Below are some records; repeat them all exactly, minus the pictures.
# GIVEN DATA start
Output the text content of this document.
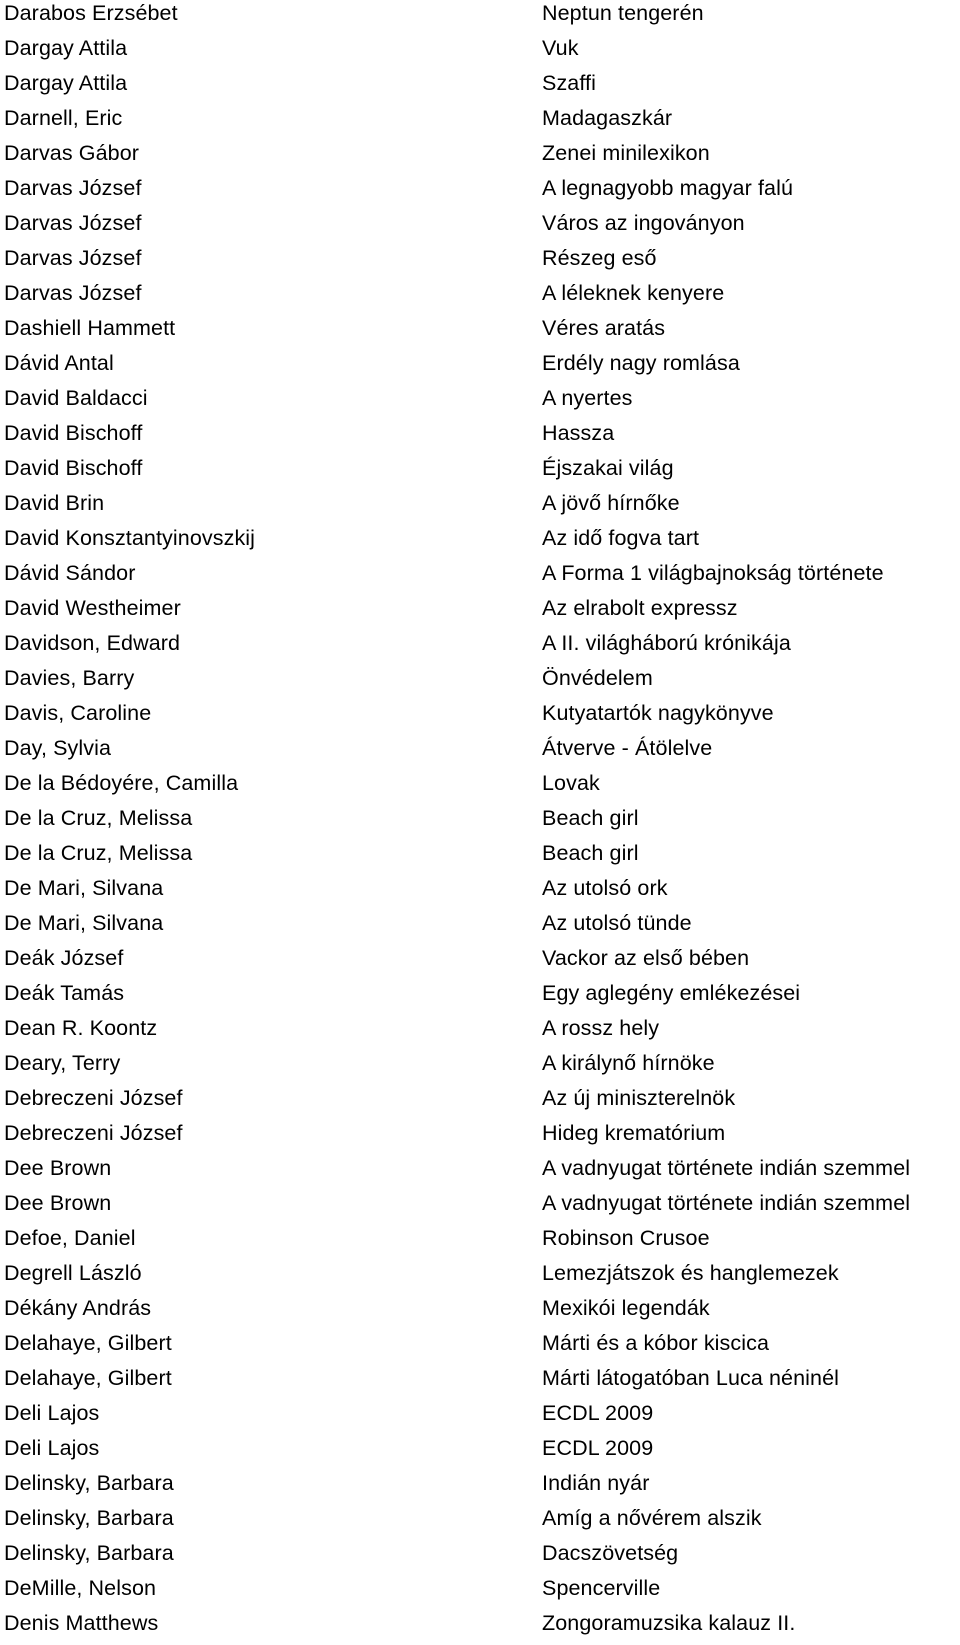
Darabos Erzsébet	Neptun tengerén
Dargay Attila	Vuk
Dargay Attila	Szaffi
Darnell, Eric	Madagaszkár
Darvas Gábor	Zenei minilexikon
Darvas József	A legnagyobb magyar falú
Darvas József	Város az ingoványon
Darvas József	Részeg eső
Darvas József	A léleknek kenyere
Dashiell Hammett	Véres aratás
Dávid Antal	Erdély nagy romlása
David Baldacci	A nyertes
David Bischoff	Hassza
David Bischoff	Éjszakai világ
David Brin	A jövő hírnőke
David Konsztantyinovszkij	Az idő fogva tart
Dávid Sándor	A Forma 1 világbajnokság története
David Westheimer	Az elrabolt expressz
Davidson, Edward	A II. világháború krónikája
Davies, Barry	Önvédelem
Davis, Caroline	Kutyatartók nagykönyve
Day, Sylvia	Átverve - Átölelve
De la Bédoyére, Camilla	Lovak
De la Cruz, Melissa	Beach girl
De la Cruz, Melissa	Beach girl
De Mari, Silvana	Az utolsó ork
De Mari, Silvana	Az utolsó tünde
Deák József	Vackor az első bében
Deák Tamás	Egy aglegény emlékezései
Dean R. Koontz	A rossz hely
Deary, Terry	A királynő hírnöke
Debreczeni József	Az új miniszterelnök
Debreczeni József	Hideg krematórium
Dee Brown	A vadnyugat története indián szemmel
Dee Brown	A vadnyugat története indián szemmel
Defoe, Daniel	Robinson Crusoe
Degrell László	Lemezjátszok és hanglemezek
Dékány András	Mexikói legendák
Delahaye, Gilbert	Márti és a kóbor kiscica
Delahaye, Gilbert	Márti látogatóban Luca néninél
Deli Lajos	ECDL 2009
Deli Lajos	ECDL 2009
Delinsky, Barbara	Indián nyár
Delinsky, Barbara	Amíg a nővérem alszik
Delinsky, Barbara	Dacszövetség
DeMille, Nelson	Spencerville
Denis Matthews	Zongoramuzsika kalauz II.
# GIVEN DATA end
**ANSWER FOR THE TASK**
Output the text content of this document.
Darabos Erzsébet	Neptun tengerén
Dargay Attila	Vuk
Dargay Attila	Szaffi
Darnell, Eric	Madagaszkár
Darvas Gábor	Zenei minilexikon
Darvas József	A legnagyobb magyar falú
Darvas József	Város az ingoványon
Darvas József	Részeg eső
Darvas József	A léleknek kenyere
Dashiell Hammett	Véres aratás
Dávid Antal	Erdély nagy romlása
David Baldacci	A nyertes
David Bischoff	Hassza
David Bischoff	Éjszakai világ
David Brin	A jövő hírnőke
David Konsztantyinovszkij	Az idő fogva tart
Dávid Sándor	A Forma 1 világbajnokság története
David Westheimer	Az elrabolt expressz
Davidson, Edward	A II. világháború krónikája
Davies, Barry	Önvédelem
Davis, Caroline	Kutyatartók nagykönyve
Day, Sylvia	Átverve - Átölelve
De la Bédoyére, Camilla	Lovak
De la Cruz, Melissa	Beach girl
De la Cruz, Melissa	Beach girl
De Mari, Silvana	Az utolsó ork
De Mari, Silvana	Az utolsó tünde
Deák József	Vackor az első bében
Deák Tamás	Egy aglegény emlékezései
Dean R. Koontz	A rossz hely
Deary, Terry	A királynő hírnöke
Debreczeni József	Az új miniszterelnök
Debreczeni József	Hideg krematórium
Dee Brown	A vadnyugat története indián szemmel
Dee Brown	A vadnyugat története indián szemmel
Defoe, Daniel	Robinson Crusoe
Degrell László	Lemezjátszok és hanglemezek
Dékány András	Mexikói legendák
Delahaye, Gilbert	Márti és a kóbor kiscica
Delahaye, Gilbert	Márti látogatóban Luca néninél
Deli Lajos	ECDL 2009
Deli Lajos	ECDL 2009
Delinsky, Barbara	Indián nyár
Delinsky, Barbara	Amíg a nővérem alszik
Delinsky, Barbara	Dacszövetség
DeMille, Nelson	Spencerville
Denis Matthews	Zongoramuzsika kalauz II.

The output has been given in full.